■ **WRITTEN REQUEST**:
Rename "y-tick-label" to "y-axis-label" in the stretch of lines from the start through the line containing "y-tick-label: 16 (125, 340, 144, 359)", and give only those lines back with everything else unchanged.

Collected data entries
_____
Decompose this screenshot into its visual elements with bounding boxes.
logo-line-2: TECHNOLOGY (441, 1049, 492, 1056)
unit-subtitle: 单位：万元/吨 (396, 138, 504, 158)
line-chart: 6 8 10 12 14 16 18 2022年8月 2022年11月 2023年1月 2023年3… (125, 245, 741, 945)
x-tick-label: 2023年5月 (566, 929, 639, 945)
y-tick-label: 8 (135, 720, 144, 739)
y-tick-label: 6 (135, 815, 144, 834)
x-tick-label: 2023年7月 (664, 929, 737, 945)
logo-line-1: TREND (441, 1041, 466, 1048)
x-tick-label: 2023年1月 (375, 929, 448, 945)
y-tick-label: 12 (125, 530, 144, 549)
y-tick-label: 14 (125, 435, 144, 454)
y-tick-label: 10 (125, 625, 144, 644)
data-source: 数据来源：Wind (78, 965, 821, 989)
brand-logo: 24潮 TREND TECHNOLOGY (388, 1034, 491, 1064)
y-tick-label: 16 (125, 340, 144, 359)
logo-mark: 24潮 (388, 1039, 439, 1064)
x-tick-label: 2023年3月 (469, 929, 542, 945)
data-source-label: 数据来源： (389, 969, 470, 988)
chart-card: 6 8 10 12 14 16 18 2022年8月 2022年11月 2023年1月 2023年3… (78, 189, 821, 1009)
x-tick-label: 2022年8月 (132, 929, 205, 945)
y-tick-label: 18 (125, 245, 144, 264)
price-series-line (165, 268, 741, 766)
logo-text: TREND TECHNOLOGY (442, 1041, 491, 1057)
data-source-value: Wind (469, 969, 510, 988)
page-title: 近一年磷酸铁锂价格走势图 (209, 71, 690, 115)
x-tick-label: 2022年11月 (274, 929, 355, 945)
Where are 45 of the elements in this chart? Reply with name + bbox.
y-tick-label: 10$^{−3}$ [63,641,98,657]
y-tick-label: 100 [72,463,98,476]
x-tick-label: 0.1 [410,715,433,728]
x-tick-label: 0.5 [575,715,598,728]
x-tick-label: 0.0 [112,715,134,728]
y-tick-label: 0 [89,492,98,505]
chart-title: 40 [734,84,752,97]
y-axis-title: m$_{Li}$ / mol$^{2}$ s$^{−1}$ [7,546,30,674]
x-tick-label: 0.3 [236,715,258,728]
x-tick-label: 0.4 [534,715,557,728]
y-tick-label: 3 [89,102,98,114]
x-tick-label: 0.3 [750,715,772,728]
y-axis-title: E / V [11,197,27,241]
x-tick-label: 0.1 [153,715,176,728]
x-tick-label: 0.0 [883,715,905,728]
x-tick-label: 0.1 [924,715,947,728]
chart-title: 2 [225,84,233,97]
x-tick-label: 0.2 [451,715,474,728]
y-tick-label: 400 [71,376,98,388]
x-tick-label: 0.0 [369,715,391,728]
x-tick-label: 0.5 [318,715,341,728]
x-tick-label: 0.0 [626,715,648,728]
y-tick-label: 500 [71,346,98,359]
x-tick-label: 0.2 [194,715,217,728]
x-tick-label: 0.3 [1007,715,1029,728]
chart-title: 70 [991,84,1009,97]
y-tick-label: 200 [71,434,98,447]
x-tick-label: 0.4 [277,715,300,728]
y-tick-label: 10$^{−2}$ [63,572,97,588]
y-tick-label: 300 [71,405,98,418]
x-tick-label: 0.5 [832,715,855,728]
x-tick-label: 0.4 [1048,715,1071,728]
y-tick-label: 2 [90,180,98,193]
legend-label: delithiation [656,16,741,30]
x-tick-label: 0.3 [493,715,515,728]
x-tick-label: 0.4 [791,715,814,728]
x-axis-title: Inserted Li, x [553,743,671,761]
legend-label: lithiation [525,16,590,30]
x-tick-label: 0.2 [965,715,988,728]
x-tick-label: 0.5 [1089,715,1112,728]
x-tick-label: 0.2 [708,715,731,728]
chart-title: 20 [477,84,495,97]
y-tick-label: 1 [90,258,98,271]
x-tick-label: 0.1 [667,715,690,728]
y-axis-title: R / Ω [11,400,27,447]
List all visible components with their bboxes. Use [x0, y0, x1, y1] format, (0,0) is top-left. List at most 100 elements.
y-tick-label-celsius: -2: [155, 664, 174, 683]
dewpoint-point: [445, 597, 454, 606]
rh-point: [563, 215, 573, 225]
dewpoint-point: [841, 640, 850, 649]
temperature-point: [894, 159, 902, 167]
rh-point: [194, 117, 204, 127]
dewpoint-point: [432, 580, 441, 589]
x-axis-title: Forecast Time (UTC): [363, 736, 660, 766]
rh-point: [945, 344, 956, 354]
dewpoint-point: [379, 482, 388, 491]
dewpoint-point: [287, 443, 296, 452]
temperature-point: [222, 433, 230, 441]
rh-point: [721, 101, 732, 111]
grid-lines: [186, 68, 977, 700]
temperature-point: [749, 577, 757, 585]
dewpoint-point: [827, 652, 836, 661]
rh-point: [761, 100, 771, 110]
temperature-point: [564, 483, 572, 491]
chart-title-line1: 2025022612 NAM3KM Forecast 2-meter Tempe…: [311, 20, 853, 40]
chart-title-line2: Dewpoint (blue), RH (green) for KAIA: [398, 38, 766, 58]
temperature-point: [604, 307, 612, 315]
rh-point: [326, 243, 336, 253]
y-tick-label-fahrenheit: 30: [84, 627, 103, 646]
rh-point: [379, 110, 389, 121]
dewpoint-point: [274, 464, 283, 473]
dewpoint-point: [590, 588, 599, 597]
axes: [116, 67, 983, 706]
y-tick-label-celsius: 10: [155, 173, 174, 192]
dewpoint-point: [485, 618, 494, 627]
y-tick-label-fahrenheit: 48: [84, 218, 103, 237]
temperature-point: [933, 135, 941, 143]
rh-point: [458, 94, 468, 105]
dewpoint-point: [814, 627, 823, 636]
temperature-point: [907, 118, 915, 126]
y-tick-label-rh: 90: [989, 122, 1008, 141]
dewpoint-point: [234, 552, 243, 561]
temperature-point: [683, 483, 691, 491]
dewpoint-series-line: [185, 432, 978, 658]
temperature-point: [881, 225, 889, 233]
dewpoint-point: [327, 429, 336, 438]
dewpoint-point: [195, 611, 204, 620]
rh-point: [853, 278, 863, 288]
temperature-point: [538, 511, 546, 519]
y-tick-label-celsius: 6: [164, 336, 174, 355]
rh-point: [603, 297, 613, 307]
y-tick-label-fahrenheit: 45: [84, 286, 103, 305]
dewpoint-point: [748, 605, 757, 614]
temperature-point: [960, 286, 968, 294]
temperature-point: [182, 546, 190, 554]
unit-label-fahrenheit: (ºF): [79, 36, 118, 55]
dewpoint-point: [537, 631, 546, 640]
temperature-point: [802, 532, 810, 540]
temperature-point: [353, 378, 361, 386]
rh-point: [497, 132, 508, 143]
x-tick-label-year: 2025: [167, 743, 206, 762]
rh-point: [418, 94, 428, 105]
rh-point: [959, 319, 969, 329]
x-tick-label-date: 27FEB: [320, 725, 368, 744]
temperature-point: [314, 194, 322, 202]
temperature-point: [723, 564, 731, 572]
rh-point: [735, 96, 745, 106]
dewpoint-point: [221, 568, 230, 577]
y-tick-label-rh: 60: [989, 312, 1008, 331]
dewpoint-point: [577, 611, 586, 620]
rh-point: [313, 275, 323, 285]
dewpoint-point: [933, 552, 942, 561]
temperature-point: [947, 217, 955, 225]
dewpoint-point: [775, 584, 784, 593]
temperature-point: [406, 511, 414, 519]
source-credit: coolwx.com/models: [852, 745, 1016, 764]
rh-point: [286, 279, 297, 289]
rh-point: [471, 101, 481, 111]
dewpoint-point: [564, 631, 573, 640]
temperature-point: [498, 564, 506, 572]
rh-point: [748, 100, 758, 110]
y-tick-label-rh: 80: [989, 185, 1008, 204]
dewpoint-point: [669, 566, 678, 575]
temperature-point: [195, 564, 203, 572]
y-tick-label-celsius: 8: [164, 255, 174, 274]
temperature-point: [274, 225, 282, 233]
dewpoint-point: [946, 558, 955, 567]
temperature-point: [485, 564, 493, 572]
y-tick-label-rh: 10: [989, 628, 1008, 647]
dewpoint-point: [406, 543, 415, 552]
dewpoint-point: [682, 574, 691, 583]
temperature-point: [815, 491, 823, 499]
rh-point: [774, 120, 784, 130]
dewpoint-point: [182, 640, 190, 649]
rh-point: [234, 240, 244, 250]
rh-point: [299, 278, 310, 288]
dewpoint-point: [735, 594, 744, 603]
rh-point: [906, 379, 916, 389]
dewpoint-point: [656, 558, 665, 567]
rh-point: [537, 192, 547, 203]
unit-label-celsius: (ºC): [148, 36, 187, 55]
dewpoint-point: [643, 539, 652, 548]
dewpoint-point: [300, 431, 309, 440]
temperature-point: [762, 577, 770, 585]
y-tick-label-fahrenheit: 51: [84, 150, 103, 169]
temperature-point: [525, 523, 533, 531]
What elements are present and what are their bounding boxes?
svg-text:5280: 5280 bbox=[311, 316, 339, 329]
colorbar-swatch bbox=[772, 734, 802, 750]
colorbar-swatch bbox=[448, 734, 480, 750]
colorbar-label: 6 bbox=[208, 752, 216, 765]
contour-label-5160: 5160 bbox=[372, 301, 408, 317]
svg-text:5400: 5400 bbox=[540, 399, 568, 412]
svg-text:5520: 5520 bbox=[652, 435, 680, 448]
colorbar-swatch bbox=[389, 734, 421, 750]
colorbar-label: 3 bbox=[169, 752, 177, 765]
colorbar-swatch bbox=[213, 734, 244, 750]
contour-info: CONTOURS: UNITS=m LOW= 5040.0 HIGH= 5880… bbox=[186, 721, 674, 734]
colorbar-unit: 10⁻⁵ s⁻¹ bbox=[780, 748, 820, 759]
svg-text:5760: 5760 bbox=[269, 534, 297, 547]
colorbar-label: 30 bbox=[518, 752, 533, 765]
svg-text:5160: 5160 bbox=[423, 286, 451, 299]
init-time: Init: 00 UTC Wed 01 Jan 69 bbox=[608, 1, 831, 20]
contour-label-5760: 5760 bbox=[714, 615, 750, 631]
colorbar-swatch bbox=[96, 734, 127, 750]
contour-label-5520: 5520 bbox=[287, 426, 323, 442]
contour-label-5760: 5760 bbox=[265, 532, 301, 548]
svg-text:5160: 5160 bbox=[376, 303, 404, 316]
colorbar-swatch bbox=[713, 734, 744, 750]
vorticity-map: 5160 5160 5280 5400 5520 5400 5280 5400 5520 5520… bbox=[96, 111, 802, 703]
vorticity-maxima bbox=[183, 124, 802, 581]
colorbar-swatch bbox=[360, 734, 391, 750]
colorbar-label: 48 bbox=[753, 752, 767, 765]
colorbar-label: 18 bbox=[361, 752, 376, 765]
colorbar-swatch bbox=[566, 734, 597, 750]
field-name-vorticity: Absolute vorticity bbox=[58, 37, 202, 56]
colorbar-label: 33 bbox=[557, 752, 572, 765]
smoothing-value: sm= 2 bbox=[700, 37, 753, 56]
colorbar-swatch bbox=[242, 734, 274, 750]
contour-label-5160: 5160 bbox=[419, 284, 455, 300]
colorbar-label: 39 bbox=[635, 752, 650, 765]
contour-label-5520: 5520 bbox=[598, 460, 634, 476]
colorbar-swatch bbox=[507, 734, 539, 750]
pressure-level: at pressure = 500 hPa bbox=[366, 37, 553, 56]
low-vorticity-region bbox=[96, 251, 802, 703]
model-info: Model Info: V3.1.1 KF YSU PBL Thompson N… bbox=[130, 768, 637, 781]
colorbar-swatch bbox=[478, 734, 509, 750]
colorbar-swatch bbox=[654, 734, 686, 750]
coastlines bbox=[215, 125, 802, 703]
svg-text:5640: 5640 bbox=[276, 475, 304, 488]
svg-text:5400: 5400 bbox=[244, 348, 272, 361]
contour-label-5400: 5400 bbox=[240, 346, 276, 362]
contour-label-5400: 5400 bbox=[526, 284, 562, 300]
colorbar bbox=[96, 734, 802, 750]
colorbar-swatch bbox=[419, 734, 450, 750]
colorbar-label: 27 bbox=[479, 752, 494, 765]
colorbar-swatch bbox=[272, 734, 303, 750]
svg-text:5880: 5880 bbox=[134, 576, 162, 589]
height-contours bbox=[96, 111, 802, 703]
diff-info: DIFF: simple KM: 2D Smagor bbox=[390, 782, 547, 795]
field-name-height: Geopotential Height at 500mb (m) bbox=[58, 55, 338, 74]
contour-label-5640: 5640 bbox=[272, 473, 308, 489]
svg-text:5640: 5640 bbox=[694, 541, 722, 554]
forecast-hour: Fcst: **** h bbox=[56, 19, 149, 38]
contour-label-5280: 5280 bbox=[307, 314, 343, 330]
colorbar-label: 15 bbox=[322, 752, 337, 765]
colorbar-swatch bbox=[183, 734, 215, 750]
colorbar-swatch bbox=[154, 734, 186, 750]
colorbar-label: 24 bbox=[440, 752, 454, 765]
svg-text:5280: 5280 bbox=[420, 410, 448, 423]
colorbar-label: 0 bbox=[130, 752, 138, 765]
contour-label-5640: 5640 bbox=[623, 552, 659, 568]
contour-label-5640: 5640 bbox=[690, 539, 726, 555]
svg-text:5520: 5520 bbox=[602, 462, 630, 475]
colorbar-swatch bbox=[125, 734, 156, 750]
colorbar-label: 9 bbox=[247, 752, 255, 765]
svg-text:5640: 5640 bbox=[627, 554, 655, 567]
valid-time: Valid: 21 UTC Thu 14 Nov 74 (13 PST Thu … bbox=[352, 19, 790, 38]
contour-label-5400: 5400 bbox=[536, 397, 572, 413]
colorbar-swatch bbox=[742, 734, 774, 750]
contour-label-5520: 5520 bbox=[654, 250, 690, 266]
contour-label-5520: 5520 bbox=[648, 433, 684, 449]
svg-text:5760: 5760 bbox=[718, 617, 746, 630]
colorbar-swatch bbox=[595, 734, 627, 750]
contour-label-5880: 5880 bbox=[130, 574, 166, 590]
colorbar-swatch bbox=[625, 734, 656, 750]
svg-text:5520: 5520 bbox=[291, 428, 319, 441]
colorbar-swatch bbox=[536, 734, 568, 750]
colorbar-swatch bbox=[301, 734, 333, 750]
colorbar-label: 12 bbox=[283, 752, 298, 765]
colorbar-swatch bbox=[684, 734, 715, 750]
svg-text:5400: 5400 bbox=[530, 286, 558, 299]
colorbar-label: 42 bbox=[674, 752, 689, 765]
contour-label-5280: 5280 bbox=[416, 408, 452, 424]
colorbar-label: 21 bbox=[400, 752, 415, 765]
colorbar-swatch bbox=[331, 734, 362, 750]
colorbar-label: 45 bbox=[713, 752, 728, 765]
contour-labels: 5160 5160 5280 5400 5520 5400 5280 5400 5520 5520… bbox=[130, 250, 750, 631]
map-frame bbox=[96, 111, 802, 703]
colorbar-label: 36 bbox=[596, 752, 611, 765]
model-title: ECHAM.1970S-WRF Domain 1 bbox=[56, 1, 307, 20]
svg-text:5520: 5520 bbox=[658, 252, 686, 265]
_____
■ **RESPONSE TO THIS TASK**:
Decompose this screenshot into its visual elements with bounding boxes.
logo-line-2: TECHNOLOGY (441, 1049, 492, 1056)
unit-subtitle: 单位：万元/吨 (396, 138, 504, 158)
line-chart: 6 8 10 12 14 16 18 2022年8月 2022年11月 2023年1月 2023年3… (125, 245, 741, 945)
x-tick-label: 2023年5月 (566, 929, 639, 945)
y-axis-label: 8 (135, 720, 144, 739)
y-axis-label: 6 (135, 815, 144, 834)
x-tick-label: 2023年7月 (664, 929, 737, 945)
logo-line-1: TREND (441, 1041, 466, 1048)
x-tick-label: 2023年1月 (375, 929, 448, 945)
y-axis-label: 12 (125, 530, 144, 549)
y-axis-label: 14 (125, 435, 144, 454)
y-axis-label: 10 (125, 625, 144, 644)
data-source: 数据来源：Wind (78, 965, 821, 989)
brand-logo: 24潮 TREND TECHNOLOGY (388, 1034, 491, 1064)
y-axis-label: 16 (125, 340, 144, 359)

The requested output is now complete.